═══ Material shown

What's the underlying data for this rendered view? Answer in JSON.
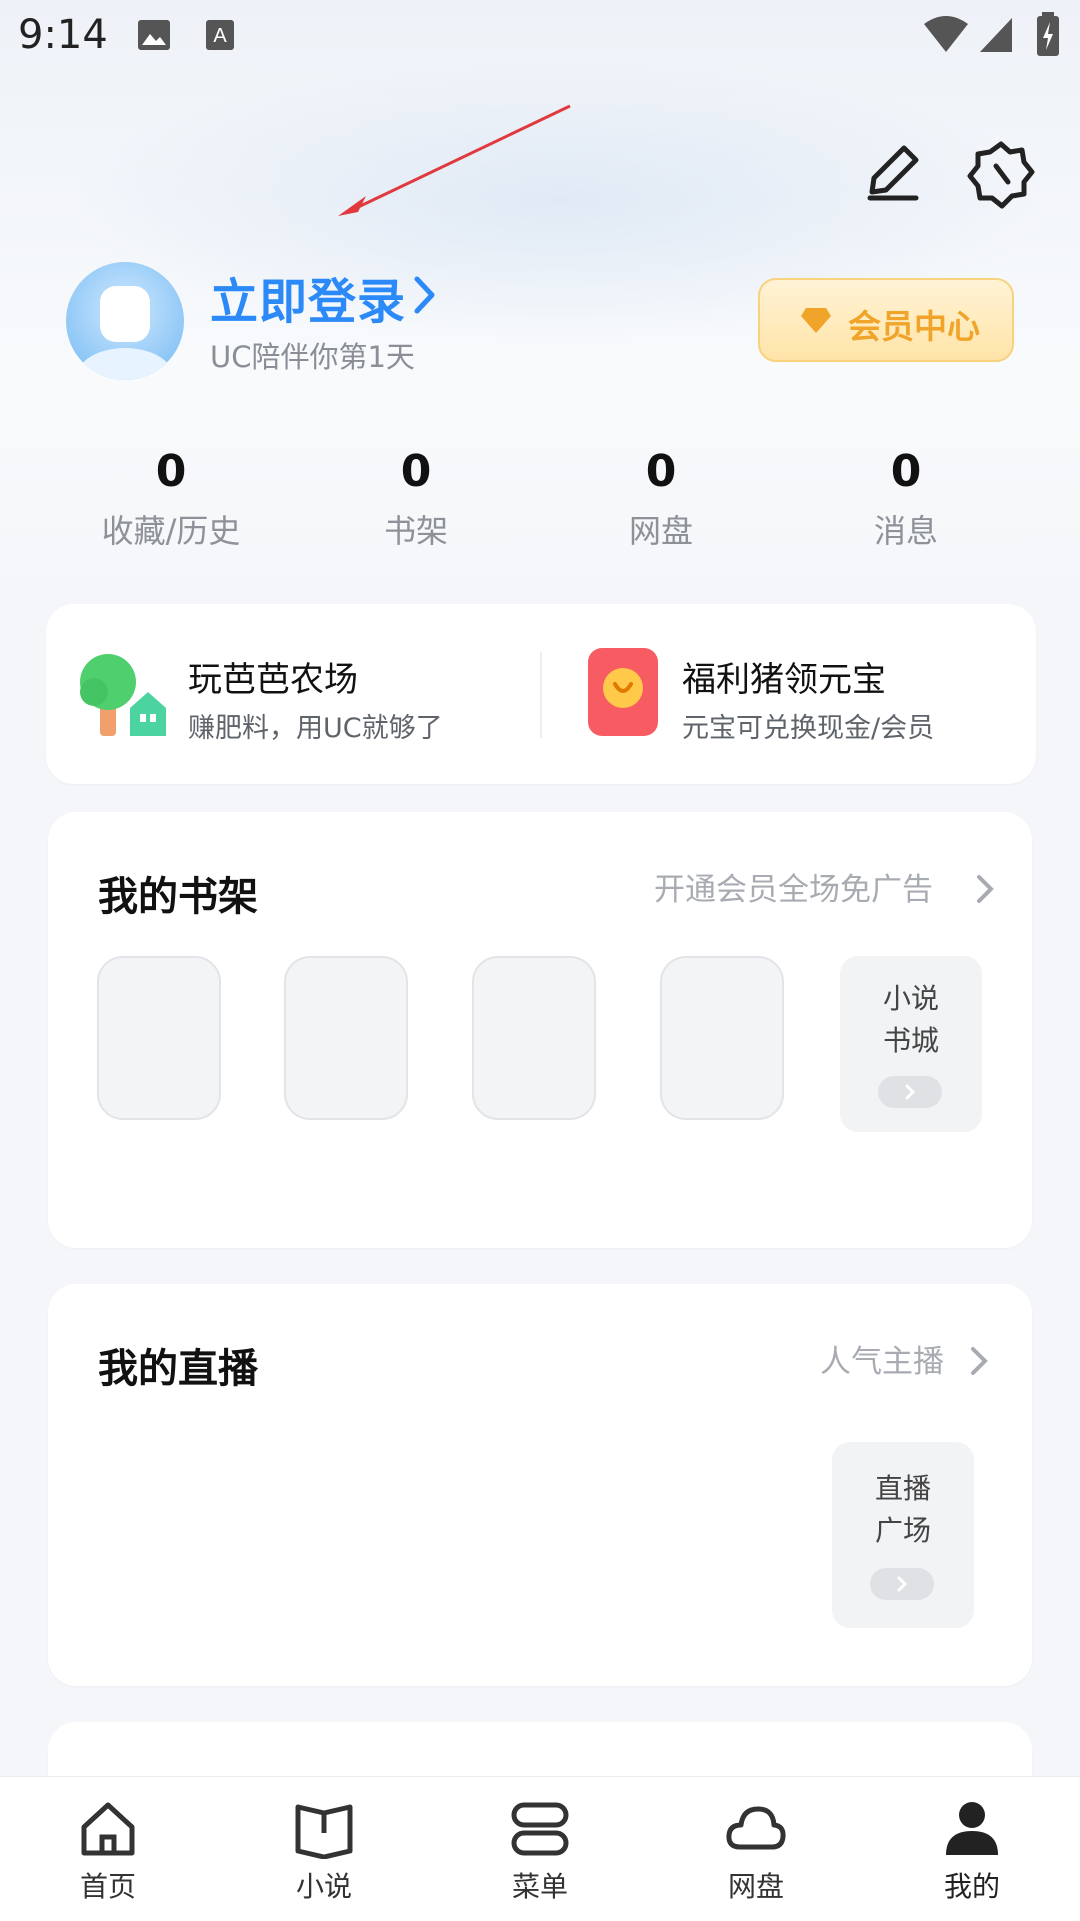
{
  "status_bar": {
    "time": "9:14"
  },
  "profile": {
    "login_label": "立即登录",
    "subtitle": "UC陪伴你第1天",
    "vip_label": "会员中心"
  },
  "stats": [
    {
      "value": "0",
      "label": "收藏/历史"
    },
    {
      "value": "0",
      "label": "书架"
    },
    {
      "value": "0",
      "label": "网盘"
    },
    {
      "value": "0",
      "label": "消息"
    }
  ],
  "promos": [
    {
      "title": "玩芭芭农场",
      "subtitle": "赚肥料，用UC就够了"
    },
    {
      "title": "福利猪领元宝",
      "subtitle": "元宝可兑换现金/会员"
    }
  ],
  "bookshelf": {
    "title": "我的书架",
    "link": "开通会员全场免广告",
    "side_tile": [
      "小说",
      "书城"
    ]
  },
  "live": {
    "title": "我的直播",
    "link": "人气主播",
    "side_tile": [
      "直播",
      "广场"
    ]
  },
  "tabs": [
    {
      "label": "首页",
      "icon": "home-icon"
    },
    {
      "label": "小说",
      "icon": "book-icon"
    },
    {
      "label": "菜单",
      "icon": "menu-icon"
    },
    {
      "label": "网盘",
      "icon": "cloud-icon"
    },
    {
      "label": "我的",
      "icon": "person-icon"
    }
  ],
  "colors": {
    "accent": "#2b8af7",
    "vip": "#f0a42a",
    "annotation": "#e0393e"
  }
}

══════

The exercise:
Every entry above should be duplicated exactly. Do not include the images.

Result of the exercise:
What's the underlying data for this rendered view? Answer in JSON.
{
  "status_bar": {
    "time": "9:14"
  },
  "profile": {
    "login_label": "立即登录",
    "subtitle": "UC陪伴你第1天",
    "vip_label": "会员中心"
  },
  "stats": [
    {
      "value": "0",
      "label": "收藏/历史"
    },
    {
      "value": "0",
      "label": "书架"
    },
    {
      "value": "0",
      "label": "网盘"
    },
    {
      "value": "0",
      "label": "消息"
    }
  ],
  "promos": [
    {
      "title": "玩芭芭农场",
      "subtitle": "赚肥料，用UC就够了"
    },
    {
      "title": "福利猪领元宝",
      "subtitle": "元宝可兑换现金/会员"
    }
  ],
  "bookshelf": {
    "title": "我的书架",
    "link": "开通会员全场免广告",
    "side_tile": [
      "小说",
      "书城"
    ]
  },
  "live": {
    "title": "我的直播",
    "link": "人气主播",
    "side_tile": [
      "直播",
      "广场"
    ]
  },
  "tabs": [
    {
      "label": "首页",
      "icon": "home-icon"
    },
    {
      "label": "小说",
      "icon": "book-icon"
    },
    {
      "label": "菜单",
      "icon": "menu-icon"
    },
    {
      "label": "网盘",
      "icon": "cloud-icon"
    },
    {
      "label": "我的",
      "icon": "person-icon"
    }
  ],
  "colors": {
    "accent": "#2b8af7",
    "vip": "#f0a42a",
    "annotation": "#e0393e"
  }
}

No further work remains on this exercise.